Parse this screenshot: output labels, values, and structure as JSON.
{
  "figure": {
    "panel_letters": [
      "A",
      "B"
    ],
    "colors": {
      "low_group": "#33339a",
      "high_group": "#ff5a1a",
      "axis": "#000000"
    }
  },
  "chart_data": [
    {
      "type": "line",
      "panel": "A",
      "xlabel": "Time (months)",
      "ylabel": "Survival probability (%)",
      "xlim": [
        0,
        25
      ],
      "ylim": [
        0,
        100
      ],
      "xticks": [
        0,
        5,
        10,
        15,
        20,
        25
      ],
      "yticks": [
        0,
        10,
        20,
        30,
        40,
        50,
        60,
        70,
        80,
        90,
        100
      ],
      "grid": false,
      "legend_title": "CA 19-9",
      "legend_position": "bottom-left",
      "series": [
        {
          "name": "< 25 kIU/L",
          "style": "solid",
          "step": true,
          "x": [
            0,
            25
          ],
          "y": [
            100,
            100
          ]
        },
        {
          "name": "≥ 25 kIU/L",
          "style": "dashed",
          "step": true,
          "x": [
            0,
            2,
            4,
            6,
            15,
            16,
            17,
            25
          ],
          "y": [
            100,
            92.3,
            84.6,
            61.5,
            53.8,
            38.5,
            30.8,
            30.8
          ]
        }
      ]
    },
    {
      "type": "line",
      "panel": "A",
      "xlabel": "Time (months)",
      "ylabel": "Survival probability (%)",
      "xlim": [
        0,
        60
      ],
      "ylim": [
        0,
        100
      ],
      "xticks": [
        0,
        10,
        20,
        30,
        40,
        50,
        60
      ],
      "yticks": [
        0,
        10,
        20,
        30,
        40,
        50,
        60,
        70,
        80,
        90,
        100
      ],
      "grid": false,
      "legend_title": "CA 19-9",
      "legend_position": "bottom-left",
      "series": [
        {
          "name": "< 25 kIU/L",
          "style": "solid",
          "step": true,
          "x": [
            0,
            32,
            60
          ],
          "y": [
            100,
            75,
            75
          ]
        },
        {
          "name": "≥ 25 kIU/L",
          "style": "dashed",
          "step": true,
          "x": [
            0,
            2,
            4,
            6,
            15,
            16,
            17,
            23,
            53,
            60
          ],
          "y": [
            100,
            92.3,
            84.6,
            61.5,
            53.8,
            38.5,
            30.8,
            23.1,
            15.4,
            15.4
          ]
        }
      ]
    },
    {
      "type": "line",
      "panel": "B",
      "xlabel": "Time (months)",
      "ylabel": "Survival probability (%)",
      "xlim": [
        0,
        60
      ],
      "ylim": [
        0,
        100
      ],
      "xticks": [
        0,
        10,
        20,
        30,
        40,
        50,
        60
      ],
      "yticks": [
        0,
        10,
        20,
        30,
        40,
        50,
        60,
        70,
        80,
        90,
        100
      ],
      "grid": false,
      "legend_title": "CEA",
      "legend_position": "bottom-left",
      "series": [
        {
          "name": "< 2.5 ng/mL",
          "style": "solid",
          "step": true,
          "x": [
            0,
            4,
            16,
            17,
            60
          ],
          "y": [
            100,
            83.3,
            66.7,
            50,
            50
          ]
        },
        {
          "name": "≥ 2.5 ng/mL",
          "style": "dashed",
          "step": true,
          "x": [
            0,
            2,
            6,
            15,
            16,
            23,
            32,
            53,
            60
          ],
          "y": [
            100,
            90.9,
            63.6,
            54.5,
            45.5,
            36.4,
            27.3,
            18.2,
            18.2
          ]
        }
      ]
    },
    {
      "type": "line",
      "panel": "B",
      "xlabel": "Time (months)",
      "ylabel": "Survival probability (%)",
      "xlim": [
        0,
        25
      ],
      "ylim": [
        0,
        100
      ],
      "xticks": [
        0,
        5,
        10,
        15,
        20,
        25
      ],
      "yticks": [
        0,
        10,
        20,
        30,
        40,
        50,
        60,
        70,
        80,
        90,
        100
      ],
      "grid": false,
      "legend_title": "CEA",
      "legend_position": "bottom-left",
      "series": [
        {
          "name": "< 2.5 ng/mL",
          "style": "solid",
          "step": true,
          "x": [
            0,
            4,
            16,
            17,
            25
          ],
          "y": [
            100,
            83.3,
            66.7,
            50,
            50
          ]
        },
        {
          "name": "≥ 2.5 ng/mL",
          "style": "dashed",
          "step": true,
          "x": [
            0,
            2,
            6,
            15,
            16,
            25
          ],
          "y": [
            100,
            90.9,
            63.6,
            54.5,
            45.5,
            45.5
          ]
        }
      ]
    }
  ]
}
|---|
* Brief:
Write out every entry again exactly, please, with nothing missing.

* Task response:
Parse this screenshot: output labels, values, and structure as JSON.
{
  "figure": {
    "panel_letters": [
      "A",
      "B"
    ],
    "colors": {
      "low_group": "#33339a",
      "high_group": "#ff5a1a",
      "axis": "#000000"
    }
  },
  "chart_data": [
    {
      "type": "line",
      "panel": "A",
      "xlabel": "Time (months)",
      "ylabel": "Survival probability (%)",
      "xlim": [
        0,
        25
      ],
      "ylim": [
        0,
        100
      ],
      "xticks": [
        0,
        5,
        10,
        15,
        20,
        25
      ],
      "yticks": [
        0,
        10,
        20,
        30,
        40,
        50,
        60,
        70,
        80,
        90,
        100
      ],
      "grid": false,
      "legend_title": "CA 19-9",
      "legend_position": "bottom-left",
      "series": [
        {
          "name": "< 25 kIU/L",
          "style": "solid",
          "step": true,
          "x": [
            0,
            25
          ],
          "y": [
            100,
            100
          ]
        },
        {
          "name": "≥ 25 kIU/L",
          "style": "dashed",
          "step": true,
          "x": [
            0,
            2,
            4,
            6,
            15,
            16,
            17,
            25
          ],
          "y": [
            100,
            92.3,
            84.6,
            61.5,
            53.8,
            38.5,
            30.8,
            30.8
          ]
        }
      ]
    },
    {
      "type": "line",
      "panel": "A",
      "xlabel": "Time (months)",
      "ylabel": "Survival probability (%)",
      "xlim": [
        0,
        60
      ],
      "ylim": [
        0,
        100
      ],
      "xticks": [
        0,
        10,
        20,
        30,
        40,
        50,
        60
      ],
      "yticks": [
        0,
        10,
        20,
        30,
        40,
        50,
        60,
        70,
        80,
        90,
        100
      ],
      "grid": false,
      "legend_title": "CA 19-9",
      "legend_position": "bottom-left",
      "series": [
        {
          "name": "< 25 kIU/L",
          "style": "solid",
          "step": true,
          "x": [
            0,
            32,
            60
          ],
          "y": [
            100,
            75,
            75
          ]
        },
        {
          "name": "≥ 25 kIU/L",
          "style": "dashed",
          "step": true,
          "x": [
            0,
            2,
            4,
            6,
            15,
            16,
            17,
            23,
            53,
            60
          ],
          "y": [
            100,
            92.3,
            84.6,
            61.5,
            53.8,
            38.5,
            30.8,
            23.1,
            15.4,
            15.4
          ]
        }
      ]
    },
    {
      "type": "line",
      "panel": "B",
      "xlabel": "Time (months)",
      "ylabel": "Survival probability (%)",
      "xlim": [
        0,
        60
      ],
      "ylim": [
        0,
        100
      ],
      "xticks": [
        0,
        10,
        20,
        30,
        40,
        50,
        60
      ],
      "yticks": [
        0,
        10,
        20,
        30,
        40,
        50,
        60,
        70,
        80,
        90,
        100
      ],
      "grid": false,
      "legend_title": "CEA",
      "legend_position": "bottom-left",
      "series": [
        {
          "name": "< 2.5 ng/mL",
          "style": "solid",
          "step": true,
          "x": [
            0,
            4,
            16,
            17,
            60
          ],
          "y": [
            100,
            83.3,
            66.7,
            50,
            50
          ]
        },
        {
          "name": "≥ 2.5 ng/mL",
          "style": "dashed",
          "step": true,
          "x": [
            0,
            2,
            6,
            15,
            16,
            23,
            32,
            53,
            60
          ],
          "y": [
            100,
            90.9,
            63.6,
            54.5,
            45.5,
            36.4,
            27.3,
            18.2,
            18.2
          ]
        }
      ]
    },
    {
      "type": "line",
      "panel": "B",
      "xlabel": "Time (months)",
      "ylabel": "Survival probability (%)",
      "xlim": [
        0,
        25
      ],
      "ylim": [
        0,
        100
      ],
      "xticks": [
        0,
        5,
        10,
        15,
        20,
        25
      ],
      "yticks": [
        0,
        10,
        20,
        30,
        40,
        50,
        60,
        70,
        80,
        90,
        100
      ],
      "grid": false,
      "legend_title": "CEA",
      "legend_position": "bottom-left",
      "series": [
        {
          "name": "< 2.5 ng/mL",
          "style": "solid",
          "step": true,
          "x": [
            0,
            4,
            16,
            17,
            25
          ],
          "y": [
            100,
            83.3,
            66.7,
            50,
            50
          ]
        },
        {
          "name": "≥ 2.5 ng/mL",
          "style": "dashed",
          "step": true,
          "x": [
            0,
            2,
            6,
            15,
            16,
            25
          ],
          "y": [
            100,
            90.9,
            63.6,
            54.5,
            45.5,
            45.5
          ]
        }
      ]
    }
  ]
}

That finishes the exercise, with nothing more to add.